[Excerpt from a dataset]
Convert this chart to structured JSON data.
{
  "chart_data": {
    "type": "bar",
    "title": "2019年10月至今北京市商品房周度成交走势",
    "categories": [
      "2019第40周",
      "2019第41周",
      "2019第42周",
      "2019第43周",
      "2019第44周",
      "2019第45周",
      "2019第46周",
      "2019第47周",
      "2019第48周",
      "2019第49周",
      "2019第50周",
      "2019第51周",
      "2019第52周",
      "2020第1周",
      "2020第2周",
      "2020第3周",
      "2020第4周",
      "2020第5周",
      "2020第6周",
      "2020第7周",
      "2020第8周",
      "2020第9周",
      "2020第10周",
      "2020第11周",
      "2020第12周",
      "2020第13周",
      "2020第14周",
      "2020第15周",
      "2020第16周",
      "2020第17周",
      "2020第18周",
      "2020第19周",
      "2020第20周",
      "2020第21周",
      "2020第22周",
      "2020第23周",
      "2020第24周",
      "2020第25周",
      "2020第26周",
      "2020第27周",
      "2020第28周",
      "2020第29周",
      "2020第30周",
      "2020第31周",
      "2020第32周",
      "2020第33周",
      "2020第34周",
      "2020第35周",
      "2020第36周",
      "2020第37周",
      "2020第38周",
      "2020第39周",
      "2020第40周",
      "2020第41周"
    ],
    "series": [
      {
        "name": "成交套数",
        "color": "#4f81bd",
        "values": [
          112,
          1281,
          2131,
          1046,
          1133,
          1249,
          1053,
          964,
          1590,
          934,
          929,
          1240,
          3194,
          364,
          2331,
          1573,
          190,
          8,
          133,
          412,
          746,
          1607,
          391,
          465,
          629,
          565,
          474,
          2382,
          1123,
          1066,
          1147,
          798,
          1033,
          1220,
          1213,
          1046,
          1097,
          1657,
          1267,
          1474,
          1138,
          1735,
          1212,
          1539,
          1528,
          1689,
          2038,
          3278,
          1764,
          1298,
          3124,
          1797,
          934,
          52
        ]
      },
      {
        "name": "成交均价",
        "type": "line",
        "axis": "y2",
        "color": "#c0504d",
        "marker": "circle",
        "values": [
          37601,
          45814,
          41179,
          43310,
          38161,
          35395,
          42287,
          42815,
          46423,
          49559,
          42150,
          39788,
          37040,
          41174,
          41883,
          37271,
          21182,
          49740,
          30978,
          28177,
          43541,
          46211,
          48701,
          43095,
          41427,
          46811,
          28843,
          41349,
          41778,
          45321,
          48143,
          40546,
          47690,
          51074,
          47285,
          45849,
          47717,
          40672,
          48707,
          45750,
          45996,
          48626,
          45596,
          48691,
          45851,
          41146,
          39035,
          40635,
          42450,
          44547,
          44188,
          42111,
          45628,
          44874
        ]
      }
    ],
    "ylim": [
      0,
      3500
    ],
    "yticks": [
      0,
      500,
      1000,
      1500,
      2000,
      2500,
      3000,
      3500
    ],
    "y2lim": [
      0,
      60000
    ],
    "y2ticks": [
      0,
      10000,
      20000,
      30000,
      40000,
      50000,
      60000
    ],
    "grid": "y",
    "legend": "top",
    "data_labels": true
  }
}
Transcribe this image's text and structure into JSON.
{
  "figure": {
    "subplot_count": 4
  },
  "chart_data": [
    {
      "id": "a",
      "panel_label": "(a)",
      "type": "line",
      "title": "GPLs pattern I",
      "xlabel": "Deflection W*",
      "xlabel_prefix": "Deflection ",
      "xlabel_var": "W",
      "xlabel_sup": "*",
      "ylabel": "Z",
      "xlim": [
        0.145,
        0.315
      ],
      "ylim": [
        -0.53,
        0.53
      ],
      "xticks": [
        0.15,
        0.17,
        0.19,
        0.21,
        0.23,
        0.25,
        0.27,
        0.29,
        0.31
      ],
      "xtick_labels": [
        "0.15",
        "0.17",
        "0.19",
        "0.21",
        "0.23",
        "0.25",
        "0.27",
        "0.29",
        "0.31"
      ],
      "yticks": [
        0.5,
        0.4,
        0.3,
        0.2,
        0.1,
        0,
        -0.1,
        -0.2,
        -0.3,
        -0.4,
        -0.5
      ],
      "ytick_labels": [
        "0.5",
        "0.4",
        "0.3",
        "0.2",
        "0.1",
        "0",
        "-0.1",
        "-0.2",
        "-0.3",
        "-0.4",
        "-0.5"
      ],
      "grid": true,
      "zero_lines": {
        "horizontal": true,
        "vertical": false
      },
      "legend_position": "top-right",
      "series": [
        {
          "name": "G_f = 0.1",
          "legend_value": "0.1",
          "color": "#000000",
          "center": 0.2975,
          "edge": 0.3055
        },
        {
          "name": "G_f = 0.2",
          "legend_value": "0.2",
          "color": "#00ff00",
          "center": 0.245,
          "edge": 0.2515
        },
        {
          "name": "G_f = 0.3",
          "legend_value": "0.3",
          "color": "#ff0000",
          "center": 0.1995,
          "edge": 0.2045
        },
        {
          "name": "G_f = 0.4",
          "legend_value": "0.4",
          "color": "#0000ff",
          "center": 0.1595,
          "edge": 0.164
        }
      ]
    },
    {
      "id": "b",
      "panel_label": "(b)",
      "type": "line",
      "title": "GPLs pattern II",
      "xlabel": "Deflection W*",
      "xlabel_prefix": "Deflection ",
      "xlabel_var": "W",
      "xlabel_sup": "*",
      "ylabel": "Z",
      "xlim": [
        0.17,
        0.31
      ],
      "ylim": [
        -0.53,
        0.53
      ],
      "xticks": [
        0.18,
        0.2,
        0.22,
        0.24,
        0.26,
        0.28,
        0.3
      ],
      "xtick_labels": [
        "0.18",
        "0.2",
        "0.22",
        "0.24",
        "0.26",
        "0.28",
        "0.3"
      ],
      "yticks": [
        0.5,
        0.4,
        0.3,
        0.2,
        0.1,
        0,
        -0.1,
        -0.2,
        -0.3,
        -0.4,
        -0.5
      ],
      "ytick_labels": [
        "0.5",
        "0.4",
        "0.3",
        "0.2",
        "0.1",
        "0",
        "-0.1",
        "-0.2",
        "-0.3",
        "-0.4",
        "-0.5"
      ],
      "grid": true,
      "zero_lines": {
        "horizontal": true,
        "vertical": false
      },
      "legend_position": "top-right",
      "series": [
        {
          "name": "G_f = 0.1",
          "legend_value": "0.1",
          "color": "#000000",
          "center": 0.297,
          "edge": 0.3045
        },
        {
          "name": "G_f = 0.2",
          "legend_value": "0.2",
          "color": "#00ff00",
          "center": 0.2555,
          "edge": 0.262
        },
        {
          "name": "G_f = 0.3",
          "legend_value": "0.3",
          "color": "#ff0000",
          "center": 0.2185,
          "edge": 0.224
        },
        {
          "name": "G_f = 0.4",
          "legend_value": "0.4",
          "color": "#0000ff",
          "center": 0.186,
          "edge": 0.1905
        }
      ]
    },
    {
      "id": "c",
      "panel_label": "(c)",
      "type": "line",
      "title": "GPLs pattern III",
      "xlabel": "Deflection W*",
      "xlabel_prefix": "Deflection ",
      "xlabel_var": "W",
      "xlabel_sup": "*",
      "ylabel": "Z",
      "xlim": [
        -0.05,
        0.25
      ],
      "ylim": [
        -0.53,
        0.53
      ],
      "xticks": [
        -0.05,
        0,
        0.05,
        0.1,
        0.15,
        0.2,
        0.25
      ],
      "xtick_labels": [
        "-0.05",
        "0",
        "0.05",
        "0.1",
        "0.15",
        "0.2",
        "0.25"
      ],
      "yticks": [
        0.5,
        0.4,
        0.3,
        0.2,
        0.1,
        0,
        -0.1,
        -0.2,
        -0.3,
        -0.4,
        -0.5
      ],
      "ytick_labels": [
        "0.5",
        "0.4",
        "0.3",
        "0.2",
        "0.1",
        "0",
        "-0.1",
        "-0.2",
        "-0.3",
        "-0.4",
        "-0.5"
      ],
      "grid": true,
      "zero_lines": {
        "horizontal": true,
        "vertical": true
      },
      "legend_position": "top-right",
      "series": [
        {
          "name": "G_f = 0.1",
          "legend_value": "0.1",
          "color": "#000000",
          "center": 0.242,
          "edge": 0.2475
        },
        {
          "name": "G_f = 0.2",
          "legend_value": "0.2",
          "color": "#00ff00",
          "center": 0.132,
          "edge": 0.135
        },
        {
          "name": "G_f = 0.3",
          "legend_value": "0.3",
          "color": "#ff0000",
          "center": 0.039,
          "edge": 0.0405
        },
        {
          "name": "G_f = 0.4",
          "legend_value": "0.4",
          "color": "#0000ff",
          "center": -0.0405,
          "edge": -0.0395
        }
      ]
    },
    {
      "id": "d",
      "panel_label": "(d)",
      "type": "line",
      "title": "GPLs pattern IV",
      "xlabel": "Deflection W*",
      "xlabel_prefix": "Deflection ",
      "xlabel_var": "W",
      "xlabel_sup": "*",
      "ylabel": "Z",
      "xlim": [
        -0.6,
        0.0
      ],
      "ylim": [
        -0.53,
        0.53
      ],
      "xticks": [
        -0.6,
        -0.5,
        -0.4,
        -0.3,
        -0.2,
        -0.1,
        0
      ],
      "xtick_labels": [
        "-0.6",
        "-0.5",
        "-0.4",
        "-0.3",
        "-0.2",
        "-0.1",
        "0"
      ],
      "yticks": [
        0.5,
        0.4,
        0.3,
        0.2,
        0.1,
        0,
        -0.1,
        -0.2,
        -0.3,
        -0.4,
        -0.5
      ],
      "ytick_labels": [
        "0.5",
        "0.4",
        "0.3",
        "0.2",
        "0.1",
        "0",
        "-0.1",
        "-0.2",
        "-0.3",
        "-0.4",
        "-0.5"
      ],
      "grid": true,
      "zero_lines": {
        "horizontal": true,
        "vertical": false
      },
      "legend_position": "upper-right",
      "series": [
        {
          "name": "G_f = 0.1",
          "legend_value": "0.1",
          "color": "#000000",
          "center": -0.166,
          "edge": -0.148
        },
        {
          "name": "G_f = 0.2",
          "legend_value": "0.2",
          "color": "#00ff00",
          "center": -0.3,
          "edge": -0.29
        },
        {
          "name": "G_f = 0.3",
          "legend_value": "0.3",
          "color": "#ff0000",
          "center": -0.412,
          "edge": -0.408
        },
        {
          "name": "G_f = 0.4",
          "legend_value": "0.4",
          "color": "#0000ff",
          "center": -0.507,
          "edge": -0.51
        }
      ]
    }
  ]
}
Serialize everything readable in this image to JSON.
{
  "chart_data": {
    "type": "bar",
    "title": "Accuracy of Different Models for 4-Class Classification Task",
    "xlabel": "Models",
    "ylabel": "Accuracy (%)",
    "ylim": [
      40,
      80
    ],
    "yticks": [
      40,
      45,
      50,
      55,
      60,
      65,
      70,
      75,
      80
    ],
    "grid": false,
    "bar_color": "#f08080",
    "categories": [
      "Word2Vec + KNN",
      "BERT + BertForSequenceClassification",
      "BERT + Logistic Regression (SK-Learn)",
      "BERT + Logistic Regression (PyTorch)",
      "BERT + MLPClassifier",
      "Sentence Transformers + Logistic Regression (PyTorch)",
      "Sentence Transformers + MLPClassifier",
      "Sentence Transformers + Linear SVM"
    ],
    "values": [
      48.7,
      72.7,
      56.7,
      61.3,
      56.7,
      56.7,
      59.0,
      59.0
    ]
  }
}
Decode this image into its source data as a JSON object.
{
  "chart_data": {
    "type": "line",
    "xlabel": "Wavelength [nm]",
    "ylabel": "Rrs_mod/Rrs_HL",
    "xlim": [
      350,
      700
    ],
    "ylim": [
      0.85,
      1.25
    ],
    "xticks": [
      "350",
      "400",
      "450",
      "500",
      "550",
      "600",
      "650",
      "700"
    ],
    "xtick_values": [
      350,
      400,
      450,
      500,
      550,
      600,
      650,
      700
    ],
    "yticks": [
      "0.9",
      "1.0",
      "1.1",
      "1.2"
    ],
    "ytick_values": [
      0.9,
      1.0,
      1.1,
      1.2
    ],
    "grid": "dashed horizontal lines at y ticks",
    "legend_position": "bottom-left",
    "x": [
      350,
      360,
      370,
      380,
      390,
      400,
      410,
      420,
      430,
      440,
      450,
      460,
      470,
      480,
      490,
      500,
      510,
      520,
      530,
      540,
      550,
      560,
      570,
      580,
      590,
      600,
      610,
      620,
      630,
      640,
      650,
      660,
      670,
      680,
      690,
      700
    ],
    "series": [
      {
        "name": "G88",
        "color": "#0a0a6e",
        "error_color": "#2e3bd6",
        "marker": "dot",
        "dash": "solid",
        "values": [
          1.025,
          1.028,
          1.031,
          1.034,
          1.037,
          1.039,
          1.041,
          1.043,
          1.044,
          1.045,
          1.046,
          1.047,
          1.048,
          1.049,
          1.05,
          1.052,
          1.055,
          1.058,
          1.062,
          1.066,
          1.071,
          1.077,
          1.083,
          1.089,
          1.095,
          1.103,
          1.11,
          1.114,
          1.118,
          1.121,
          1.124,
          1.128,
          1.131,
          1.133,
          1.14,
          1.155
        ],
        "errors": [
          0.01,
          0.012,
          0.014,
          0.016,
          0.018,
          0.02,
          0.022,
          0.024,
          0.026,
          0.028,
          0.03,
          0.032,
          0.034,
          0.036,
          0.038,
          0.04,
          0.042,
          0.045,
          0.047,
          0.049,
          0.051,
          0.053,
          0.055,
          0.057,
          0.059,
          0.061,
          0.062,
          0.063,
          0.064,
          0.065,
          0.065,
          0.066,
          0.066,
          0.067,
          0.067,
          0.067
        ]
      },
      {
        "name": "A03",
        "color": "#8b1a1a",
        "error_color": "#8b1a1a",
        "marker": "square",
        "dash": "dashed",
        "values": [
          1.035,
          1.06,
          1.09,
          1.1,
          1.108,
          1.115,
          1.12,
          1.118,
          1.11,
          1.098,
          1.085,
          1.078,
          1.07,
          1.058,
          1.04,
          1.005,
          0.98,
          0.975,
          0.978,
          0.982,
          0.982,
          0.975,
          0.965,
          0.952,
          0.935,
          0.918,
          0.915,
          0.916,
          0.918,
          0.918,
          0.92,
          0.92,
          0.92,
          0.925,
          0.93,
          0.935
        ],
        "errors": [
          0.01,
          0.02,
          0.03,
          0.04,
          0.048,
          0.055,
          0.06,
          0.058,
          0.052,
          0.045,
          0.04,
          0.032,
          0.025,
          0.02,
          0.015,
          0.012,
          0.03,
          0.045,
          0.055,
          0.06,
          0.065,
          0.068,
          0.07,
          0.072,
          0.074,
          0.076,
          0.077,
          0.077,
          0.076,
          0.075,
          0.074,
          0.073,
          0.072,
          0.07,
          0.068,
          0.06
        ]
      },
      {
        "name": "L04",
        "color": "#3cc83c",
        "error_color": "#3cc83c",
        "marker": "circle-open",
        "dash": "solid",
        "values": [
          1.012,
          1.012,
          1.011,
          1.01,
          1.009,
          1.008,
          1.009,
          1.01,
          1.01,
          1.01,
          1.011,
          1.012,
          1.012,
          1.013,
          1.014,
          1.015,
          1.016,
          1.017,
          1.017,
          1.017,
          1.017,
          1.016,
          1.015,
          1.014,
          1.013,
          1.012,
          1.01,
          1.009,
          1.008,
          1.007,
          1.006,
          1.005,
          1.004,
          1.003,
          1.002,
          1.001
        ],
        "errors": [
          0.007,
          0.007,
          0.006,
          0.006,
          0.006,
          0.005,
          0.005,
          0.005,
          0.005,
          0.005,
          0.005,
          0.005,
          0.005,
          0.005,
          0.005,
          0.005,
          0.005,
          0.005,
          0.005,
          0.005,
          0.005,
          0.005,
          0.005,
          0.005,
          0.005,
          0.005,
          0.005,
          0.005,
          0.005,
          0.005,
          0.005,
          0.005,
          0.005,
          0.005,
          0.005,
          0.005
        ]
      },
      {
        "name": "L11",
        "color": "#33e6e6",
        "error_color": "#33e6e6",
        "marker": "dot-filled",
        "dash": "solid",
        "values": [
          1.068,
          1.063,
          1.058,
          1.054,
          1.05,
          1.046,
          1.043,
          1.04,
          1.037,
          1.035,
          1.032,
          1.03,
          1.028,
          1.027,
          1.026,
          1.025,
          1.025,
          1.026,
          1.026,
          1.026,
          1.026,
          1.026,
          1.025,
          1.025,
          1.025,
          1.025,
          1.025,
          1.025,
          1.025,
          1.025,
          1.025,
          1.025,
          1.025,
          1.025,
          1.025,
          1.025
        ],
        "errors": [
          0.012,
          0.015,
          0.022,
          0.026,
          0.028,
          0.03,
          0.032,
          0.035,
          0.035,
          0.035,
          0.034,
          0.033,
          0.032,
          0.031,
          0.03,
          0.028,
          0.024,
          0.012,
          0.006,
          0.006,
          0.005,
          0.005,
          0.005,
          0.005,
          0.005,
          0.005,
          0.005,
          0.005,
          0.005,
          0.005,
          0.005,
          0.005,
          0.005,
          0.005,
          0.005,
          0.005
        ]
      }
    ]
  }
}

**WHAT YOU ARE ASKED TO DO:** How many lines in the data contain the string "BERT"? Respond with the number only.

**REPLY TO THE TASK:** 4